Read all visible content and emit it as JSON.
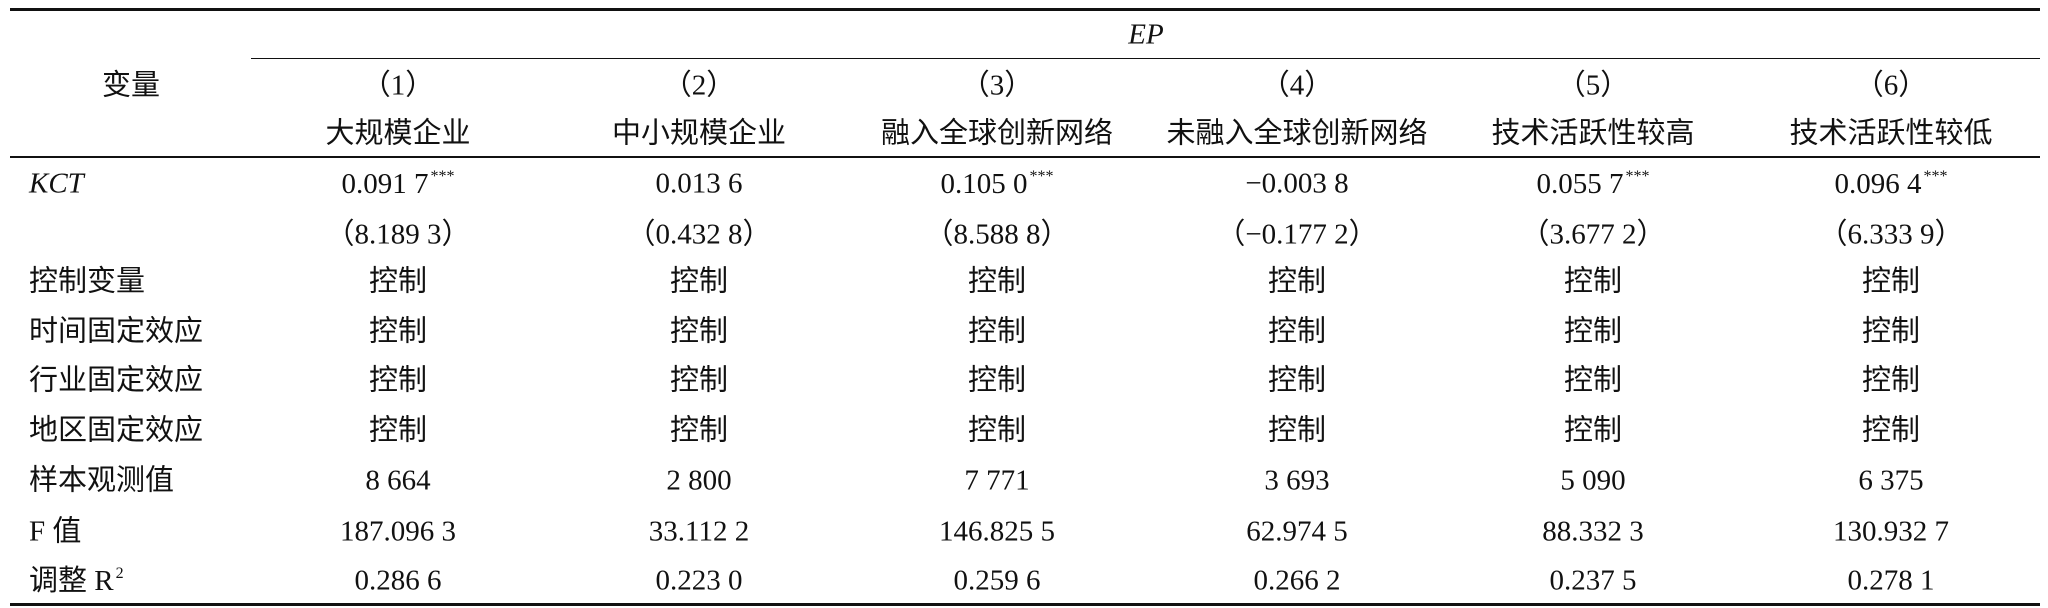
{
  "table": {
    "header": {
      "variable": "变量",
      "group": "EP",
      "columns": [
        {
          "number": "（1）",
          "label": "大规模企业"
        },
        {
          "number": "（2）",
          "label": "中小规模企业"
        },
        {
          "number": "（3）",
          "label": "融入全球创新网络"
        },
        {
          "number": "（4）",
          "label": "未融入全球创新网络"
        },
        {
          "number": "（5）",
          "label": "技术活跃性较高"
        },
        {
          "number": "（6）",
          "label": "技术活跃性较低"
        }
      ]
    },
    "rows": [
      {
        "label": "KCT",
        "cells": [
          {
            "value": "0.091 7",
            "stars": "***"
          },
          {
            "value": "0.013 6"
          },
          {
            "value": "0.105 0",
            "stars": "***"
          },
          {
            "value": "−0.003 8"
          },
          {
            "value": "0.055 7",
            "stars": "***"
          },
          {
            "value": "0.096 4",
            "stars": "***"
          }
        ]
      },
      {
        "cells": [
          "（8.189 3）",
          "（0.432 8）",
          "（8.588 8）",
          "（−0.177 2）",
          "（3.677 2）",
          "（6.333 9）"
        ]
      },
      {
        "label": "控制变量",
        "cells": [
          "控制",
          "控制",
          "控制",
          "控制",
          "控制",
          "控制"
        ]
      },
      {
        "label": "时间固定效应",
        "cells": [
          "控制",
          "控制",
          "控制",
          "控制",
          "控制",
          "控制"
        ]
      },
      {
        "label": "行业固定效应",
        "cells": [
          "控制",
          "控制",
          "控制",
          "控制",
          "控制",
          "控制"
        ]
      },
      {
        "label": "地区固定效应",
        "cells": [
          "控制",
          "控制",
          "控制",
          "控制",
          "控制",
          "控制"
        ]
      },
      {
        "label": "样本观测值",
        "cells": [
          "8 664",
          "2 800",
          "7 771",
          "3 693",
          "5 090",
          "6 375"
        ]
      },
      {
        "label": "F 值",
        "cells": [
          "187.096 3",
          "33.112 2",
          "146.825 5",
          "62.974 5",
          "88.332 3",
          "130.932 7"
        ]
      },
      {
        "label": "调整 R",
        "label_sup": "2",
        "cells": [
          "0.286 6",
          "0.223 0",
          "0.259 6",
          "0.266 2",
          "0.237 5",
          "0.278 1"
        ]
      }
    ]
  }
}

*-*-*

▸ SET PROBLEM
Among the lines of the data, identify those with the word "number". Copy each of them.

▸ ANSWER TO THIS PROBLEM
          "number": "（1）",
          "number": "（2）",
          "number": "（3）",
          "number": "（4）",
          "number": "（5）",
          "number": "（6）",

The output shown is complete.